Required work: Within this material, how many lines have the string "RMSE" in them? The answer is a number, with nothing added.

Excerpted records:
• • •

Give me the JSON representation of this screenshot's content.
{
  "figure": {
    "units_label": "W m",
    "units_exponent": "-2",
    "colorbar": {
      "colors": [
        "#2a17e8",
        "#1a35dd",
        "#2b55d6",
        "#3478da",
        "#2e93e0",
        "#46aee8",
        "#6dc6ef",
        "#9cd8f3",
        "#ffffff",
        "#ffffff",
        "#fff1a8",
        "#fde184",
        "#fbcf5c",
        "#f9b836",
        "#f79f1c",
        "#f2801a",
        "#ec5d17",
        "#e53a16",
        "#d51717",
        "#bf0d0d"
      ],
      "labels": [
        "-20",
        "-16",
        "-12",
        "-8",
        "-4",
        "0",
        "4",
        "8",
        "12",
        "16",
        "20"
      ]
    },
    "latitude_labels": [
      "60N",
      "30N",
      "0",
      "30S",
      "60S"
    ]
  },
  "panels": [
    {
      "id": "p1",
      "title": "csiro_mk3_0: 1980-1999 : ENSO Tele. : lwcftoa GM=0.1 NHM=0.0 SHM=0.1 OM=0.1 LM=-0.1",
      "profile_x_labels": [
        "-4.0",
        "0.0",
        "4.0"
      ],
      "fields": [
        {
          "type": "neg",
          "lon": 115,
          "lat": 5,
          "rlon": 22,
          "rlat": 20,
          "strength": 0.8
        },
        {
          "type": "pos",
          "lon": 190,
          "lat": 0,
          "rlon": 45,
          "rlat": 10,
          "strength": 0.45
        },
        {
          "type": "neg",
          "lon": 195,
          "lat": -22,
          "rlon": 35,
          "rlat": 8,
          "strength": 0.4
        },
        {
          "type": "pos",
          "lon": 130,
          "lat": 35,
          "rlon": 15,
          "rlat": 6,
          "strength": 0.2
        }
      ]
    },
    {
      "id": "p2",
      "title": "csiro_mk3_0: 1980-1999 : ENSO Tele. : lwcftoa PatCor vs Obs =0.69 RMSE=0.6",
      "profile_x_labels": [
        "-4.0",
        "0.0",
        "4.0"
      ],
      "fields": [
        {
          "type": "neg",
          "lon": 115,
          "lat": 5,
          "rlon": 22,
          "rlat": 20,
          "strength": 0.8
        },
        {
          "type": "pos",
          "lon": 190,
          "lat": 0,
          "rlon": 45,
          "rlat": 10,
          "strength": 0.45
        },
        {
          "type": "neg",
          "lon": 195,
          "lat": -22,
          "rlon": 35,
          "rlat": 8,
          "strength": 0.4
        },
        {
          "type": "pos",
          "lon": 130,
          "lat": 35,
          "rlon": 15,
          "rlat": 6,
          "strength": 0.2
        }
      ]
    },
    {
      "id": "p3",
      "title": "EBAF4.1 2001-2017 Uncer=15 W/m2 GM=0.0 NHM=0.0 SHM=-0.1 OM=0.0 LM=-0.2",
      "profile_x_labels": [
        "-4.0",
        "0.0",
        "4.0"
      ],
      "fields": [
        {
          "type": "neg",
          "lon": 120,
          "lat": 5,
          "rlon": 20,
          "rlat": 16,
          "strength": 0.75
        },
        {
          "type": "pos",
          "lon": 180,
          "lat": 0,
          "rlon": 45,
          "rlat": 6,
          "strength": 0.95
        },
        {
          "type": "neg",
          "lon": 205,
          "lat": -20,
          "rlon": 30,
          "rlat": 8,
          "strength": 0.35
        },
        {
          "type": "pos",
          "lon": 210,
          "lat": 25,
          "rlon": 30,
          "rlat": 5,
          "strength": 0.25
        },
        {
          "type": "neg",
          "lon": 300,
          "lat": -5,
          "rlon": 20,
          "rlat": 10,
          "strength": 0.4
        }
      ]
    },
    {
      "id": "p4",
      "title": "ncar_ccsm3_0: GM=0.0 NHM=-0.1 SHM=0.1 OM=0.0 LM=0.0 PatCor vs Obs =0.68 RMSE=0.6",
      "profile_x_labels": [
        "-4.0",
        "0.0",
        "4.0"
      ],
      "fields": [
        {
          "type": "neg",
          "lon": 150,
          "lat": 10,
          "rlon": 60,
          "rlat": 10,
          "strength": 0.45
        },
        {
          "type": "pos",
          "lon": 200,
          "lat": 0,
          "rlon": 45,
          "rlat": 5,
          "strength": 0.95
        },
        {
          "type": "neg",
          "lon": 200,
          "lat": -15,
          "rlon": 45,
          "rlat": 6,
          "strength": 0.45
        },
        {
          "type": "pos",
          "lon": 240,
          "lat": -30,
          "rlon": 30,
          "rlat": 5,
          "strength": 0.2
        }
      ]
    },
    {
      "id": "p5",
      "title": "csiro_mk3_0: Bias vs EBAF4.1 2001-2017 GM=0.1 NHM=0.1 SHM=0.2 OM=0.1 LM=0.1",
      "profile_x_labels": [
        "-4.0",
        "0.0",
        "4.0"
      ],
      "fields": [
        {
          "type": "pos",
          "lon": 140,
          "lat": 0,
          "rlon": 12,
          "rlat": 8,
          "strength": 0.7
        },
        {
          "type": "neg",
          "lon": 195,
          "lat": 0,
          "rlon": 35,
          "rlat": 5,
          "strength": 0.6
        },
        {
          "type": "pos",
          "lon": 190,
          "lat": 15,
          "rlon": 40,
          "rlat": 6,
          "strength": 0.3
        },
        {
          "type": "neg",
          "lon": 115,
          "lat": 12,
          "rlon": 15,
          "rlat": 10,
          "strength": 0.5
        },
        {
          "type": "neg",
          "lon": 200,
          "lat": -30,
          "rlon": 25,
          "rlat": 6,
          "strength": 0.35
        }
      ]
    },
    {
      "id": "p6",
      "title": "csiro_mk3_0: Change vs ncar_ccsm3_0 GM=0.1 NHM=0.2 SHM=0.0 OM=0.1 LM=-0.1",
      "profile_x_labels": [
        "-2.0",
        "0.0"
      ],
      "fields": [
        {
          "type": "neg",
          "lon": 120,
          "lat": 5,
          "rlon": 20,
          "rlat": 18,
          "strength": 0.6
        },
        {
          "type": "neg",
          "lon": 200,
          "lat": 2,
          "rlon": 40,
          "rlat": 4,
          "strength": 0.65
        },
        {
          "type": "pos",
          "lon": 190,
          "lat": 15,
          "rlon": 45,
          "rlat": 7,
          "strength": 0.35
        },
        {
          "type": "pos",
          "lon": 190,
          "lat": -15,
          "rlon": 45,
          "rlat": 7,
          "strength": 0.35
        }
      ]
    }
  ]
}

• • •

Expected output: 2